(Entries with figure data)
###

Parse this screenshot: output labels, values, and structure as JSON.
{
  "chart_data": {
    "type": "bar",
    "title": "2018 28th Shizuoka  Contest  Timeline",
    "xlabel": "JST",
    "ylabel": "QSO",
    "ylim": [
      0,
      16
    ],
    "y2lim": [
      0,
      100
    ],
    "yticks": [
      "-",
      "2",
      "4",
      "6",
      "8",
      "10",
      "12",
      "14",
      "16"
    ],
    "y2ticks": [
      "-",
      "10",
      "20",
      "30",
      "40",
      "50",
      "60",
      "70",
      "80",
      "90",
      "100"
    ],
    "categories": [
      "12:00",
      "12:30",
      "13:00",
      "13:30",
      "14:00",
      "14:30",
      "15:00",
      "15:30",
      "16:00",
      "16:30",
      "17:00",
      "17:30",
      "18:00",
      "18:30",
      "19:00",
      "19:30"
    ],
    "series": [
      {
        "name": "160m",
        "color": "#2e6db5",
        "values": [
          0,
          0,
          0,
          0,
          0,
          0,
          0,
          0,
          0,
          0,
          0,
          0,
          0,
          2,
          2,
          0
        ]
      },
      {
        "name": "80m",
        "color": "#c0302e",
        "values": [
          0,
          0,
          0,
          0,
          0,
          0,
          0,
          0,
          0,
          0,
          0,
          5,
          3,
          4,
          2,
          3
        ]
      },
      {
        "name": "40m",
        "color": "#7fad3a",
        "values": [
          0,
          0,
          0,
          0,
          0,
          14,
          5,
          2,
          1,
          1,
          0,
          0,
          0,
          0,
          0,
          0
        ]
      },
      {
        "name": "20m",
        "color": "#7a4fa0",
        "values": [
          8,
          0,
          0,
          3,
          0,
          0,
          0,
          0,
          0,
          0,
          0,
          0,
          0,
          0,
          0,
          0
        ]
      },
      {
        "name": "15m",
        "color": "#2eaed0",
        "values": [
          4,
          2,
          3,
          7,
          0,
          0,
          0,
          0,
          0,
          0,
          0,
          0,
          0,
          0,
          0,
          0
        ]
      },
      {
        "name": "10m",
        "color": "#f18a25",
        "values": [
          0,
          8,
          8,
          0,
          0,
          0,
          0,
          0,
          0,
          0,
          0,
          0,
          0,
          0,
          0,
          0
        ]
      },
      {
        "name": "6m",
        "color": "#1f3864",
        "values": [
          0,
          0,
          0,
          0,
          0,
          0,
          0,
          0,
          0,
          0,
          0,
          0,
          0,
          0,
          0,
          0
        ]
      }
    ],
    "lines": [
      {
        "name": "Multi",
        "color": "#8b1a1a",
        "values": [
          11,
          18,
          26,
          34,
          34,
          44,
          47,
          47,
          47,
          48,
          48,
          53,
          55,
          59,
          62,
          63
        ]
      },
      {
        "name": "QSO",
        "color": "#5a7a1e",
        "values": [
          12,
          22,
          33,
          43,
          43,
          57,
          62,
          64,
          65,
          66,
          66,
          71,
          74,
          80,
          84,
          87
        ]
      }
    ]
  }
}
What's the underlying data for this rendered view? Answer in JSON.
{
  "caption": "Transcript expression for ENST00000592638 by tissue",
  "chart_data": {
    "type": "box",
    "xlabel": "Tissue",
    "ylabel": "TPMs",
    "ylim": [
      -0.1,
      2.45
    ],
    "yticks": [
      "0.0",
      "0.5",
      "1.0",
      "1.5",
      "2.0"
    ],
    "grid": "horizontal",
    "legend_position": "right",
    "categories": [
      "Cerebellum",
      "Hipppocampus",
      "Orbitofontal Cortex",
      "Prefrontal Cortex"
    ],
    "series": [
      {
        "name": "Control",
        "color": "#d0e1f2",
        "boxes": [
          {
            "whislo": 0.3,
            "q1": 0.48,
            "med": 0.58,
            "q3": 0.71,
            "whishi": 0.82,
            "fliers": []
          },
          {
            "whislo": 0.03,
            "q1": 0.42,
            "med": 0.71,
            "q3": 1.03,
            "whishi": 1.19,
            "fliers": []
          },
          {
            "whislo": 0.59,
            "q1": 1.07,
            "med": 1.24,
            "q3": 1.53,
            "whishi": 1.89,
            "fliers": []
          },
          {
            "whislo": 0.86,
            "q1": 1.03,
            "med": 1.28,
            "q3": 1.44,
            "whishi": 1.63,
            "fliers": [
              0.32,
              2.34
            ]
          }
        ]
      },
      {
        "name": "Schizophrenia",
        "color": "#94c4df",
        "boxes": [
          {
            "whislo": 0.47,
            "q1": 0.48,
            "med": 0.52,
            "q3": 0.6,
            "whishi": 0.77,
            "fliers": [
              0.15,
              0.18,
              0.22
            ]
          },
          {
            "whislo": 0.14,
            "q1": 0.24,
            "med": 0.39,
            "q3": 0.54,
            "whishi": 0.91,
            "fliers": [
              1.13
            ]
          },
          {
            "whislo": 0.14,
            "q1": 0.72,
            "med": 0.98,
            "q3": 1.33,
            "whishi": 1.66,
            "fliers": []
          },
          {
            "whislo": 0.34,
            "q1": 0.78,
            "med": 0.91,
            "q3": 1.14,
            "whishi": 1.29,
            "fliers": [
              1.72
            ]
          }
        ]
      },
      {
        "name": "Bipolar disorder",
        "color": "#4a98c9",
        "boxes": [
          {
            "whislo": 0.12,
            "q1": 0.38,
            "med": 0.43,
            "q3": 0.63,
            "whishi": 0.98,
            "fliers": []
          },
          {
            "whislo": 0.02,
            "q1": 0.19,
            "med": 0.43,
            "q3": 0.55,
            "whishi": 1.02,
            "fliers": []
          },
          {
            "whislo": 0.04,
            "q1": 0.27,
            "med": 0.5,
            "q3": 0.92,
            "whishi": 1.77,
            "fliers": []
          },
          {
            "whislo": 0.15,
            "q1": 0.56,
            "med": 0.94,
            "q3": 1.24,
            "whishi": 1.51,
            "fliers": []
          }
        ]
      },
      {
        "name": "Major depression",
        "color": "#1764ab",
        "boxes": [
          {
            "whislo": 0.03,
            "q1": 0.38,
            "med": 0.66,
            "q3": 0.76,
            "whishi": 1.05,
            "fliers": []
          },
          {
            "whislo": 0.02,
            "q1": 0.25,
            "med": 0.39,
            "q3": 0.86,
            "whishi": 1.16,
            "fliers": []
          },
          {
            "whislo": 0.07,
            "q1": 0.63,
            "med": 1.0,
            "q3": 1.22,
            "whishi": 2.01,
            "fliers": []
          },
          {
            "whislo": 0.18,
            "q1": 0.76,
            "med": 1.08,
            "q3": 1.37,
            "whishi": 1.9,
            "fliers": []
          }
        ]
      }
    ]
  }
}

###

▶ **Problem to work on**
Look for the word "JSON" in every line of the listing and copy the lines that have it.

▶ **Reply**
Parse this screenshot: output labels, values, and structure as JSON.
What's the underlying data for this rendered view? Answer in JSON.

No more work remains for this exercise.